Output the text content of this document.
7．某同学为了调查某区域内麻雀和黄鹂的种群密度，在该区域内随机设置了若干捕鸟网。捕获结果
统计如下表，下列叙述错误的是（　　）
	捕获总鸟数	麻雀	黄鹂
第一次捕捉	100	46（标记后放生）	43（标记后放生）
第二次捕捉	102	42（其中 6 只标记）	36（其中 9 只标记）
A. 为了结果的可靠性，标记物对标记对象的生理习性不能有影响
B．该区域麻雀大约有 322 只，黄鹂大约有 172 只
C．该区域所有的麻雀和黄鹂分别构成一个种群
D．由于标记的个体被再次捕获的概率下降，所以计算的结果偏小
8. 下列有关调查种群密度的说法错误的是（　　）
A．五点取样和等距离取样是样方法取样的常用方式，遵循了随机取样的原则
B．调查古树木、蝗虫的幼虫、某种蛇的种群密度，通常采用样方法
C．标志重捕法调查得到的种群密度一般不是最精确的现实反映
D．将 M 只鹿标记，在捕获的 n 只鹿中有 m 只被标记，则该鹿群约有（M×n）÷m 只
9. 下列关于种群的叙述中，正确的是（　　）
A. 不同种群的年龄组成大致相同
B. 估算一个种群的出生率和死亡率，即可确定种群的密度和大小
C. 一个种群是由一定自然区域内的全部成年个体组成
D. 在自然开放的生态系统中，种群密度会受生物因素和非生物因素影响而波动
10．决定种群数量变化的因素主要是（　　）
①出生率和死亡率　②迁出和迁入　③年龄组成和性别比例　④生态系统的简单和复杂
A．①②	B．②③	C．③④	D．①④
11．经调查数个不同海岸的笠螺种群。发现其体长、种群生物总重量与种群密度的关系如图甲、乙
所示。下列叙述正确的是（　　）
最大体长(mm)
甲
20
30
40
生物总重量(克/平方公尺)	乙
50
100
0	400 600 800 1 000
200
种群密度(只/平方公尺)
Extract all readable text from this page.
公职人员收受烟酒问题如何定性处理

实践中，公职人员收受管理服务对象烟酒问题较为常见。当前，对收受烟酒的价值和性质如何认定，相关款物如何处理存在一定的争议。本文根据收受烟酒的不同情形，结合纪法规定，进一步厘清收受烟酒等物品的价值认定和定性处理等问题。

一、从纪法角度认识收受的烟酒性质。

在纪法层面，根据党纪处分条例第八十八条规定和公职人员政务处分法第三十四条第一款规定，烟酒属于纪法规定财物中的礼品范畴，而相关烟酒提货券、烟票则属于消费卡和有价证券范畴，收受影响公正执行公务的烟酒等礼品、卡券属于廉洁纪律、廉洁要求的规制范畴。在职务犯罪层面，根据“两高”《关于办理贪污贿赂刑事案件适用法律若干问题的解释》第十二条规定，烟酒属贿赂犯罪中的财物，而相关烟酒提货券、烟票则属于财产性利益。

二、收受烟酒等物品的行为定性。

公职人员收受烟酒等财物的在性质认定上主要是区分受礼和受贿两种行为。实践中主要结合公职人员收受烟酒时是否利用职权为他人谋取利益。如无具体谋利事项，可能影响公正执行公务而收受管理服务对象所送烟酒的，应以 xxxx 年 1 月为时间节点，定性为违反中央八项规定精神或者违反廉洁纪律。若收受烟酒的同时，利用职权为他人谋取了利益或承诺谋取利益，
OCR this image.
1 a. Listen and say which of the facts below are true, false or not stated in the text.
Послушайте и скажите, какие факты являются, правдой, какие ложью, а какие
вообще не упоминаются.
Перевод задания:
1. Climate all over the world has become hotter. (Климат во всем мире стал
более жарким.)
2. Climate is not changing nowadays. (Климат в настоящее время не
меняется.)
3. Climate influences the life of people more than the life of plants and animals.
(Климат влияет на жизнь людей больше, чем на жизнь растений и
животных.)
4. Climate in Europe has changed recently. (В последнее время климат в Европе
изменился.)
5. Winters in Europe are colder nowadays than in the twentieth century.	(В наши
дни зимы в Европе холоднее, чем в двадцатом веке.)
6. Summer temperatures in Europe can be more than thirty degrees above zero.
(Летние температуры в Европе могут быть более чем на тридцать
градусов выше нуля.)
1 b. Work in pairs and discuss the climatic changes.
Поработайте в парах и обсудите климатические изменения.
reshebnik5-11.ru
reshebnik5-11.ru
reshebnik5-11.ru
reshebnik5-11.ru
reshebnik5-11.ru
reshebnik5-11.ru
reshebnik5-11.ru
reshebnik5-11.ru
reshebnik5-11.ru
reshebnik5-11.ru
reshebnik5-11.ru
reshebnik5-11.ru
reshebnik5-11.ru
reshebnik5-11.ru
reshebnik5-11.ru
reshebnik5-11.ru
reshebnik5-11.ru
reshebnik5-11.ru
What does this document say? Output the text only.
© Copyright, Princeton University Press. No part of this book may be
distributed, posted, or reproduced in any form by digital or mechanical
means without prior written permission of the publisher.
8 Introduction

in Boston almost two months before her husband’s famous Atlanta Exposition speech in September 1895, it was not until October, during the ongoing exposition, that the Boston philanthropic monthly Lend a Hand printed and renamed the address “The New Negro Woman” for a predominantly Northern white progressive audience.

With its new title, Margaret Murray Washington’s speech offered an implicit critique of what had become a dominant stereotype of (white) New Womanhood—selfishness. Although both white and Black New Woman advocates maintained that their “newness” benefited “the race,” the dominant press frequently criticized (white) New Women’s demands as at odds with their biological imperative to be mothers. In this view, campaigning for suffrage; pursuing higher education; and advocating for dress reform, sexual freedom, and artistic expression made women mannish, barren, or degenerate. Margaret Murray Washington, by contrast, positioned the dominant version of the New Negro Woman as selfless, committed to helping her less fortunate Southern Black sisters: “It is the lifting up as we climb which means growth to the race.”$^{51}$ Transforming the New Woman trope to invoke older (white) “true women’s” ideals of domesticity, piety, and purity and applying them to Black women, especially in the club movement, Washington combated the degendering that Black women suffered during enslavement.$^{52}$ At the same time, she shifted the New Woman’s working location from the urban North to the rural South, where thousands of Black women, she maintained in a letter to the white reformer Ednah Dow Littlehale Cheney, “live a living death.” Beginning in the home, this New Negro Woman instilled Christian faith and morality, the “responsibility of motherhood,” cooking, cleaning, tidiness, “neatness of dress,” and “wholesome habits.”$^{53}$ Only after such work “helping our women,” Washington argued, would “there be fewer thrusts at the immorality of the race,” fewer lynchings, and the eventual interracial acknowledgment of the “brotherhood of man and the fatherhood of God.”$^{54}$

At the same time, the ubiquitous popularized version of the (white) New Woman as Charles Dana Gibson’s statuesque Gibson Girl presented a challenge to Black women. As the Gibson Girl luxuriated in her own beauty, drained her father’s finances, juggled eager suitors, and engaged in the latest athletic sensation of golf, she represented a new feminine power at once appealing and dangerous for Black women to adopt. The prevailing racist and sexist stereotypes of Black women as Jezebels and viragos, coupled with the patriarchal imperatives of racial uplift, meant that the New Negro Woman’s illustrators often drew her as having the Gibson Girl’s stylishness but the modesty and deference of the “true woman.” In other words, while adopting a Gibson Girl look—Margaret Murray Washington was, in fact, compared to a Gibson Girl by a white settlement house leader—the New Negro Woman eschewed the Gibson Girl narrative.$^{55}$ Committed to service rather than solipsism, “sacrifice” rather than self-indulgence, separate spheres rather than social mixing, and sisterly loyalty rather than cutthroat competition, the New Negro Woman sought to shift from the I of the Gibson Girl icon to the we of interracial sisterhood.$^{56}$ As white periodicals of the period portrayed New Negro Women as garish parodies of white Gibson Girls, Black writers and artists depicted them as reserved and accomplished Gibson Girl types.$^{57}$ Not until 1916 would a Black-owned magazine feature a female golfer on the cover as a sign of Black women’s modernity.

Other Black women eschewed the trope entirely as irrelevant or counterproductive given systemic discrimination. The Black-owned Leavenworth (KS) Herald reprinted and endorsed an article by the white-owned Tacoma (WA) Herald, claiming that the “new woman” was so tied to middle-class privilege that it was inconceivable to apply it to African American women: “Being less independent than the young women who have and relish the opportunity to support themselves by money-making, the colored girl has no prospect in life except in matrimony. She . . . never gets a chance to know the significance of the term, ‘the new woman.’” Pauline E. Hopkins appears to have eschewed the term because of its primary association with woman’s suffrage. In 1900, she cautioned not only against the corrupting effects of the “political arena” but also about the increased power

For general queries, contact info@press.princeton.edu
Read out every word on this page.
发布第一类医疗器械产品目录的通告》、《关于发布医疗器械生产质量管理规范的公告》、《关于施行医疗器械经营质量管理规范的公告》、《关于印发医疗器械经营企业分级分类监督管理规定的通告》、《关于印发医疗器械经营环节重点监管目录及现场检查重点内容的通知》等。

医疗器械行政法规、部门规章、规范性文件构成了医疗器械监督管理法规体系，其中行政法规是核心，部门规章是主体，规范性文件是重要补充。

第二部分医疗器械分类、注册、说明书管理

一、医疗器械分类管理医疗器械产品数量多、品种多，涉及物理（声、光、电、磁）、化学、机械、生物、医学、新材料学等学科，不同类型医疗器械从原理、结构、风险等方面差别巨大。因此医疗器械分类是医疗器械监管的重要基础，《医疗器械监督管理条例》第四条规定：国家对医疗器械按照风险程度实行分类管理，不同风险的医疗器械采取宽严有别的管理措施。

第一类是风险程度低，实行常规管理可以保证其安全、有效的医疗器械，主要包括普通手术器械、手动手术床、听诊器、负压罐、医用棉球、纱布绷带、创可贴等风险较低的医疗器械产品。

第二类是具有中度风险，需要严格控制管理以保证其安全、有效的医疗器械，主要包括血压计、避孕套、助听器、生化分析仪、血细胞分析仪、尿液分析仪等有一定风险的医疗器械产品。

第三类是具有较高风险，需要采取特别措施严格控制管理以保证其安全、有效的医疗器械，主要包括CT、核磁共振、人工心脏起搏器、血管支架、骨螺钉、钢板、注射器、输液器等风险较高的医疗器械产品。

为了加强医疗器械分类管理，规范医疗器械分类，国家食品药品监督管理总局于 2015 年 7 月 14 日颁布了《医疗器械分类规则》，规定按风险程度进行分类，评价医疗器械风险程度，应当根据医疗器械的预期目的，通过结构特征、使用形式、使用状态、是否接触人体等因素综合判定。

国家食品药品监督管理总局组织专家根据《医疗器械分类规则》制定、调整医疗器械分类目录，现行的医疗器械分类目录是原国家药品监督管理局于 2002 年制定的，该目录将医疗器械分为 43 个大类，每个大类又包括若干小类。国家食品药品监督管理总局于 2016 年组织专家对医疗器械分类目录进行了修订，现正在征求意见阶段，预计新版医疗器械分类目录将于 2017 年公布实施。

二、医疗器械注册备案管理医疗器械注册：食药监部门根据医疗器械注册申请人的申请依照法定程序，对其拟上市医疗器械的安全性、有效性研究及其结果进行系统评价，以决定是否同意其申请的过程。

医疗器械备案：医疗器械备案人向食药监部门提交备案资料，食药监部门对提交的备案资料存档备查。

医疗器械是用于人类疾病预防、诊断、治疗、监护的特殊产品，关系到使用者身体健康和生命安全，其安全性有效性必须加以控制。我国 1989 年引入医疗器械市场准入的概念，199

==============================

**SET EXERCISE**
Pick out each line above that includes "nowadays" and show it.

**OUTPUT FOR THIS EXERCISE**
2. Climate is not changing nowadays. (Климат в настоящее время не
5. Winters in Europe are colder nowadays than in the twentieth century.	(В наши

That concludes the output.